— begin —

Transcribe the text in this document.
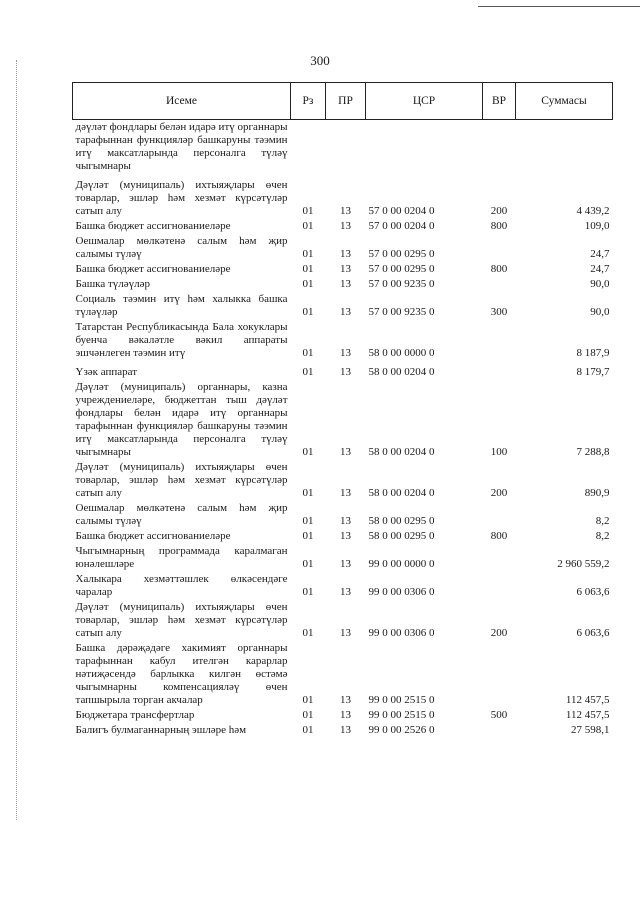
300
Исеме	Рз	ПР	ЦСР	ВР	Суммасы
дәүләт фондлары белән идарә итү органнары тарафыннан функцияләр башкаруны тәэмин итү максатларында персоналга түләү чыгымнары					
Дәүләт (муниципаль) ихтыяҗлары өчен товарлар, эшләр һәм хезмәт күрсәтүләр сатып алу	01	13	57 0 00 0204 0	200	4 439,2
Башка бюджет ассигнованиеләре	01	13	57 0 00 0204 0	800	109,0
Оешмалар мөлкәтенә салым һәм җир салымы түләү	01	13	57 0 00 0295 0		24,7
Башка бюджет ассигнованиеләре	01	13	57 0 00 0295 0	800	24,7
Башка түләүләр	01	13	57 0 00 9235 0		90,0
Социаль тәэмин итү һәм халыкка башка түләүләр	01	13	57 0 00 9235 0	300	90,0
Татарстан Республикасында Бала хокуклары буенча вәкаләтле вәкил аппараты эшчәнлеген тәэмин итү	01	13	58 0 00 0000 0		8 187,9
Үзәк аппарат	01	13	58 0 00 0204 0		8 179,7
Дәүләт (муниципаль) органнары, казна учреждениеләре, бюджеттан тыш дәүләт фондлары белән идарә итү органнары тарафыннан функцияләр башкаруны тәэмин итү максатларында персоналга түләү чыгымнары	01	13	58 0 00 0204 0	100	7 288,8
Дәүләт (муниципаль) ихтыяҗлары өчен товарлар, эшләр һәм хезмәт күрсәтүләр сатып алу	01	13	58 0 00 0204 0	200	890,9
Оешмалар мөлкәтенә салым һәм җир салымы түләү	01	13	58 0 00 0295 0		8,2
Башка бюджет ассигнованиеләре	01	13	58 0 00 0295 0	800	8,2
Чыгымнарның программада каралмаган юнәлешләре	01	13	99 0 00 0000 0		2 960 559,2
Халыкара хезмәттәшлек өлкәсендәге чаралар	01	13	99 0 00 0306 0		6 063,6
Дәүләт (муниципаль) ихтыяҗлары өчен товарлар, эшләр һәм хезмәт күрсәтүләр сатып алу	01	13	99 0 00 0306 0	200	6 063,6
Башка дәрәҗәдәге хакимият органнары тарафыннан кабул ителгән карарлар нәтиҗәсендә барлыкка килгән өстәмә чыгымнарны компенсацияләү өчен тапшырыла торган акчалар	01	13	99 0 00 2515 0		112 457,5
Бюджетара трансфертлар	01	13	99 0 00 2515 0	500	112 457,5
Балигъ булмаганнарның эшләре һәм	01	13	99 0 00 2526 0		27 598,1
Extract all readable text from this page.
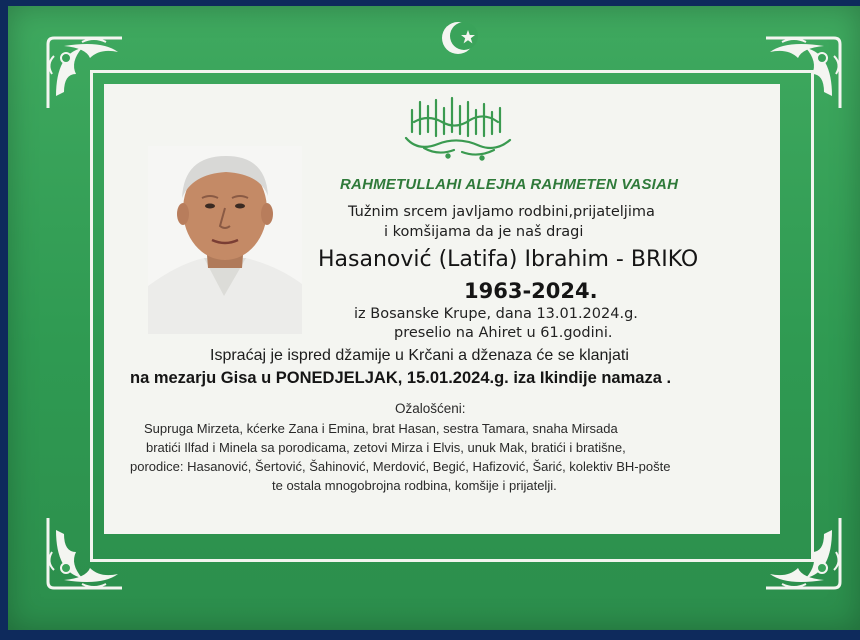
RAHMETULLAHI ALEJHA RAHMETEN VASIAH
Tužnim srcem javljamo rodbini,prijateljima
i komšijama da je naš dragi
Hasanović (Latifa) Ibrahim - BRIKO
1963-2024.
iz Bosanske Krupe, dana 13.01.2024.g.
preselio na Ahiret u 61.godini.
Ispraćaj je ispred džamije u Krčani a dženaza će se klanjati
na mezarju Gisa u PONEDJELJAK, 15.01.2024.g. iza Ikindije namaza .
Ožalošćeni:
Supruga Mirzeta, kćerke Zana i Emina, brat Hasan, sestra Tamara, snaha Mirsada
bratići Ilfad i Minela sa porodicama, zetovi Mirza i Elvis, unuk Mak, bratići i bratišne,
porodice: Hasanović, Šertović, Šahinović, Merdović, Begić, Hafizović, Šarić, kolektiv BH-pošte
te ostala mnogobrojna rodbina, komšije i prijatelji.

— end —

• Task prompt
Check every line of the records above for the string "ихтыяҗлары" and say how many contain it, giving the number alone.

• Answer for this exercise
3